→ Collected data:
** BEGIN **

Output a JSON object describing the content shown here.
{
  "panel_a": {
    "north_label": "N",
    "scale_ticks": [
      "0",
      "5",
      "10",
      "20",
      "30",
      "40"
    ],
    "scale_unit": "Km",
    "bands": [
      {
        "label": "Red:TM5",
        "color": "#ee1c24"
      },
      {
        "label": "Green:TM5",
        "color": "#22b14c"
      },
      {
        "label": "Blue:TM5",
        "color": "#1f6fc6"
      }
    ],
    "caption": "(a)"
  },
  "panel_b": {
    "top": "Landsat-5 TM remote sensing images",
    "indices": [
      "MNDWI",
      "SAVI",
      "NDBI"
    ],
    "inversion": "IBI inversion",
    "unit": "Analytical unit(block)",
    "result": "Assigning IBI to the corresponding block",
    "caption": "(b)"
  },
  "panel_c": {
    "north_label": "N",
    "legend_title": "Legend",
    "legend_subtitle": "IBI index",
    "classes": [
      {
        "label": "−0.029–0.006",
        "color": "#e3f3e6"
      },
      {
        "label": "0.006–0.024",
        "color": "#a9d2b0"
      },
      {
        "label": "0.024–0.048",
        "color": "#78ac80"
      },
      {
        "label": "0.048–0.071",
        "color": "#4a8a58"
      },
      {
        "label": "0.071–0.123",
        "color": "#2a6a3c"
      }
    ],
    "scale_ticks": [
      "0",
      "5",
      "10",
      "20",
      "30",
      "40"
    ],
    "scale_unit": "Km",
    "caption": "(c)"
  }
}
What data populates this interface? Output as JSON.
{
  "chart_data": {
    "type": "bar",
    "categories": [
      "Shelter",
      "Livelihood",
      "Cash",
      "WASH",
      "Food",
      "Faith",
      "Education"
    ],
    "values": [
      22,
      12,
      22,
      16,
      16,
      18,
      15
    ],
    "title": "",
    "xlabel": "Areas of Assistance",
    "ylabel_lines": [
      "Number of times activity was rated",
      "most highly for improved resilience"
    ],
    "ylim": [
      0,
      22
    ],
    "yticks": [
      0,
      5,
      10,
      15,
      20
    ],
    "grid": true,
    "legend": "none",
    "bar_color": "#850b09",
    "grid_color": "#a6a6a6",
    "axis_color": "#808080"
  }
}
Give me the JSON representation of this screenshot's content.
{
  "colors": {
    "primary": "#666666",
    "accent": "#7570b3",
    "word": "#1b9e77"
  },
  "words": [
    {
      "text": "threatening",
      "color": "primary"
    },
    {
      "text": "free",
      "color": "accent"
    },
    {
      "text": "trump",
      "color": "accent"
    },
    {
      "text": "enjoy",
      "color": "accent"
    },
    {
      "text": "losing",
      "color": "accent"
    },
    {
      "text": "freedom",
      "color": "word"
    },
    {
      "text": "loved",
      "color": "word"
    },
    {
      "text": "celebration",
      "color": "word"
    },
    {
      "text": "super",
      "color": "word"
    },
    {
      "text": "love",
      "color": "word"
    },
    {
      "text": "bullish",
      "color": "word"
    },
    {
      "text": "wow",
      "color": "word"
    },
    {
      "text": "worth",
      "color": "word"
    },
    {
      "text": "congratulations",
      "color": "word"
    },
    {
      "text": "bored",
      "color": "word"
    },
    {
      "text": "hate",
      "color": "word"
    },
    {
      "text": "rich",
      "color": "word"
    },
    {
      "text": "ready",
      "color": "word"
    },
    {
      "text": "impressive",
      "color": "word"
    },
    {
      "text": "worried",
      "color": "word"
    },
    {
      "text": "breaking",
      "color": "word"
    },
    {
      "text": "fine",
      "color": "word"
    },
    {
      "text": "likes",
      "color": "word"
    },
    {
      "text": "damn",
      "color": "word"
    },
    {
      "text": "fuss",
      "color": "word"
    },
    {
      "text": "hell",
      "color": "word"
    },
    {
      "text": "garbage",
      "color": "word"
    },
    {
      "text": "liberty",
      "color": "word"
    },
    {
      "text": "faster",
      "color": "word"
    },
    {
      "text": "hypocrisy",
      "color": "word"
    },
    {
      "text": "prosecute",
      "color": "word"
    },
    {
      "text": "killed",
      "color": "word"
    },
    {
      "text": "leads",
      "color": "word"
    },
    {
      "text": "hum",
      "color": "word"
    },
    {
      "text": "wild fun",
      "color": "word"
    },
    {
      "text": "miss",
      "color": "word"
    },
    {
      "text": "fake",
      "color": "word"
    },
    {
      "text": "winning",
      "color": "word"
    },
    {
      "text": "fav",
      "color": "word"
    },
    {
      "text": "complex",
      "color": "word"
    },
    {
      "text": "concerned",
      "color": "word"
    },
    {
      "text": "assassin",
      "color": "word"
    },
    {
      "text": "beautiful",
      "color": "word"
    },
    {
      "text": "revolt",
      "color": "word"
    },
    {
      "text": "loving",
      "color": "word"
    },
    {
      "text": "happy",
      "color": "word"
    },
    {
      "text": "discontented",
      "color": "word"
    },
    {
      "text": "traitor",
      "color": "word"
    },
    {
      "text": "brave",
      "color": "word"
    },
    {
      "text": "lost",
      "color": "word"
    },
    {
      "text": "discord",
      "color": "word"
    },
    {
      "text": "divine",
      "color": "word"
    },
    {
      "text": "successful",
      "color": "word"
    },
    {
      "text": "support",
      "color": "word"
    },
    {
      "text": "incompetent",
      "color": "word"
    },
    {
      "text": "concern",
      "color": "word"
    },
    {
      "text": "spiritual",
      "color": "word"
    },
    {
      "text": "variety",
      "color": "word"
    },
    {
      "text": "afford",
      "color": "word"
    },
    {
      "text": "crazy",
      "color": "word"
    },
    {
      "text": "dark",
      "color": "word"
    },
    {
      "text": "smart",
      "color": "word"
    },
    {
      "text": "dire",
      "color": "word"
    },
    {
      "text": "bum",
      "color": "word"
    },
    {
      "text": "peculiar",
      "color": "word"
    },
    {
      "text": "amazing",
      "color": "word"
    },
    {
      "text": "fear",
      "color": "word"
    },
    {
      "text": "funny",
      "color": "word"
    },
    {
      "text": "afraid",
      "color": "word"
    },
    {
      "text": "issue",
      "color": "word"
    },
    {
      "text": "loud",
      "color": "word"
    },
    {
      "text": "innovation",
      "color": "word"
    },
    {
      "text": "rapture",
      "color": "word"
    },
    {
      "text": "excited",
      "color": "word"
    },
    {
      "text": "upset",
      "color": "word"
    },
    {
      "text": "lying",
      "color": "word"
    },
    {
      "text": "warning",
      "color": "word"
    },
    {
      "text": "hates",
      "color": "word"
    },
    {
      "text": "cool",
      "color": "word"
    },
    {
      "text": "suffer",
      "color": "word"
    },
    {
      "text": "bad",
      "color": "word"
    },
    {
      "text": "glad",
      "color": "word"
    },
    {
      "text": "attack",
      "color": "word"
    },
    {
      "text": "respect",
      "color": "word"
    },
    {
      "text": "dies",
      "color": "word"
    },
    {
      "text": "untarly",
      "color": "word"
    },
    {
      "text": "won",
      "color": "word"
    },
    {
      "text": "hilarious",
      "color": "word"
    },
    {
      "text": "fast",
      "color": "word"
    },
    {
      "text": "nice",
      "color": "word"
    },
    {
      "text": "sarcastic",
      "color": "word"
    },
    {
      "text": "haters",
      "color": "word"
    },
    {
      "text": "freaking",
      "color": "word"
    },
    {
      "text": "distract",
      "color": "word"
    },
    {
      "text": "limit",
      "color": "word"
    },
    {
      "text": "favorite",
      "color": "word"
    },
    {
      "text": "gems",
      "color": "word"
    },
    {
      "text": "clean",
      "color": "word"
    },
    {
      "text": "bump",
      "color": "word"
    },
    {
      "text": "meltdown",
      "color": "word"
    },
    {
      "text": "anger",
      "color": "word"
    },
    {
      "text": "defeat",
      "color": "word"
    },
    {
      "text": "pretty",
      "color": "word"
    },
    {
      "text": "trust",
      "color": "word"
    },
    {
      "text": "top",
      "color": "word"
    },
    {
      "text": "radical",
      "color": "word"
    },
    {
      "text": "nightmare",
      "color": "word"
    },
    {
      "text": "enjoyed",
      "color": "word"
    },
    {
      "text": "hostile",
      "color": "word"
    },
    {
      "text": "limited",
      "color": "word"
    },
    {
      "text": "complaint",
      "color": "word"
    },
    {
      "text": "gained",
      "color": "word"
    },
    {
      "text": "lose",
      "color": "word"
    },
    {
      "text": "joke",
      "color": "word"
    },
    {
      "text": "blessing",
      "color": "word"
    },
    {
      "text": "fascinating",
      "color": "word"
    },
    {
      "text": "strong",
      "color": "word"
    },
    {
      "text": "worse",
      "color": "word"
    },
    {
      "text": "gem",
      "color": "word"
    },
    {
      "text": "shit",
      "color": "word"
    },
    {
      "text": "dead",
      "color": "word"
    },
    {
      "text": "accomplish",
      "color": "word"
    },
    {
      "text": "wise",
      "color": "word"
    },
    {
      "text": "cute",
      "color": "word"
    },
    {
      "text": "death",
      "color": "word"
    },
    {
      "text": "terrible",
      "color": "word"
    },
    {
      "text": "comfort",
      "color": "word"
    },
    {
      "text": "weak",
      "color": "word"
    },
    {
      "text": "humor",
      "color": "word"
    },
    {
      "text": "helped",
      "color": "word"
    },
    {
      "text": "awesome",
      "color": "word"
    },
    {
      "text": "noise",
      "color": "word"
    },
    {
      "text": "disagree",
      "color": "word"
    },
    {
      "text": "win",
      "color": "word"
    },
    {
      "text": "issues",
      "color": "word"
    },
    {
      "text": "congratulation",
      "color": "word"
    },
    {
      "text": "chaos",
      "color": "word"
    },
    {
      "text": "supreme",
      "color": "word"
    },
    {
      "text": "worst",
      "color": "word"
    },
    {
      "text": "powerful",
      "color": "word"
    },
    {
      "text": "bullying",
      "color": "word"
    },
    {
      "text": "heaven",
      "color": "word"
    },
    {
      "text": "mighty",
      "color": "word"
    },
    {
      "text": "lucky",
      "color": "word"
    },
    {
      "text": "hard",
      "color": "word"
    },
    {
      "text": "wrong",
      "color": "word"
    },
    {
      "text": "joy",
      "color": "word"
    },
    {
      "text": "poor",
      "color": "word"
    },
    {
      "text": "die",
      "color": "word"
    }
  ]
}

** END **

→ EXERCISE:
Report every line in the data above in which the word "JSON" appears.

→ TASK OUTPUT:
Output a JSON object describing the content shown here.
What data populates this interface? Output as JSON.
Give me the JSON representation of this screenshot's content.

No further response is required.